----- Exercise data -----

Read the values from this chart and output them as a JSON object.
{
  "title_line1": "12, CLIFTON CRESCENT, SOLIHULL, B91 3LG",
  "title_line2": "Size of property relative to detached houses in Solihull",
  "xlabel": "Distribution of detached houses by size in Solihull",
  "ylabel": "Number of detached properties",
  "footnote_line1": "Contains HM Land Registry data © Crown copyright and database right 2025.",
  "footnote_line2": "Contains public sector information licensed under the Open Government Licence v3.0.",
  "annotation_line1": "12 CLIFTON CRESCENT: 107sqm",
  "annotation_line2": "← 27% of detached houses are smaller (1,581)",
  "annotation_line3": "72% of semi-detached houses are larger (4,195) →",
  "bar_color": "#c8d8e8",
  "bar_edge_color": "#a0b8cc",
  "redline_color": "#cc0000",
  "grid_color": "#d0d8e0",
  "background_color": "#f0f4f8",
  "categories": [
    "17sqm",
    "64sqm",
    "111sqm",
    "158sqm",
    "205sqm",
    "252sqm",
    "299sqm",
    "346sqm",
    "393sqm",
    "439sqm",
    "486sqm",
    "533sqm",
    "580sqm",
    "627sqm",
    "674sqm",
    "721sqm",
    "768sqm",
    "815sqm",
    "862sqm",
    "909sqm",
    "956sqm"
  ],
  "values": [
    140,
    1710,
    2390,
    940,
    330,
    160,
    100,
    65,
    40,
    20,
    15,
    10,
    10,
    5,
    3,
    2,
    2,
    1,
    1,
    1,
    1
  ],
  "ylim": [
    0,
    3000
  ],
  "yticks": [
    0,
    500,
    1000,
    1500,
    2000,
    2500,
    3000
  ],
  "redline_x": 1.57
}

-----

# Directions for this task
Word for word, quote all of the data above.

# Solution for this exercise
Read the values from this chart and output them as a JSON object.
{
  "title_line1": "12, CLIFTON CRESCENT, SOLIHULL, B91 3LG",
  "title_line2": "Size of property relative to detached houses in Solihull",
  "xlabel": "Distribution of detached houses by size in Solihull",
  "ylabel": "Number of detached properties",
  "footnote_line1": "Contains HM Land Registry data © Crown copyright and database right 2025.",
  "footnote_line2": "Contains public sector information licensed under the Open Government Licence v3.0.",
  "annotation_line1": "12 CLIFTON CRESCENT: 107sqm",
  "annotation_line2": "← 27% of detached houses are smaller (1,581)",
  "annotation_line3": "72% of semi-detached houses are larger (4,195) →",
  "bar_color": "#c8d8e8",
  "bar_edge_color": "#a0b8cc",
  "redline_color": "#cc0000",
  "grid_color": "#d0d8e0",
  "background_color": "#f0f4f8",
  "categories": [
    "17sqm",
    "64sqm",
    "111sqm",
    "158sqm",
    "205sqm",
    "252sqm",
    "299sqm",
    "346sqm",
    "393sqm",
    "439sqm",
    "486sqm",
    "533sqm",
    "580sqm",
    "627sqm",
    "674sqm",
    "721sqm",
    "768sqm",
    "815sqm",
    "862sqm",
    "909sqm",
    "956sqm"
  ],
  "values": [
    140,
    1710,
    2390,
    940,
    330,
    160,
    100,
    65,
    40,
    20,
    15,
    10,
    10,
    5,
    3,
    2,
    2,
    1,
    1,
    1,
    1
  ],
  "ylim": [
    0,
    3000
  ],
  "yticks": [
    0,
    500,
    1000,
    1500,
    2000,
    2500,
    3000
  ],
  "redline_x": 1.57
}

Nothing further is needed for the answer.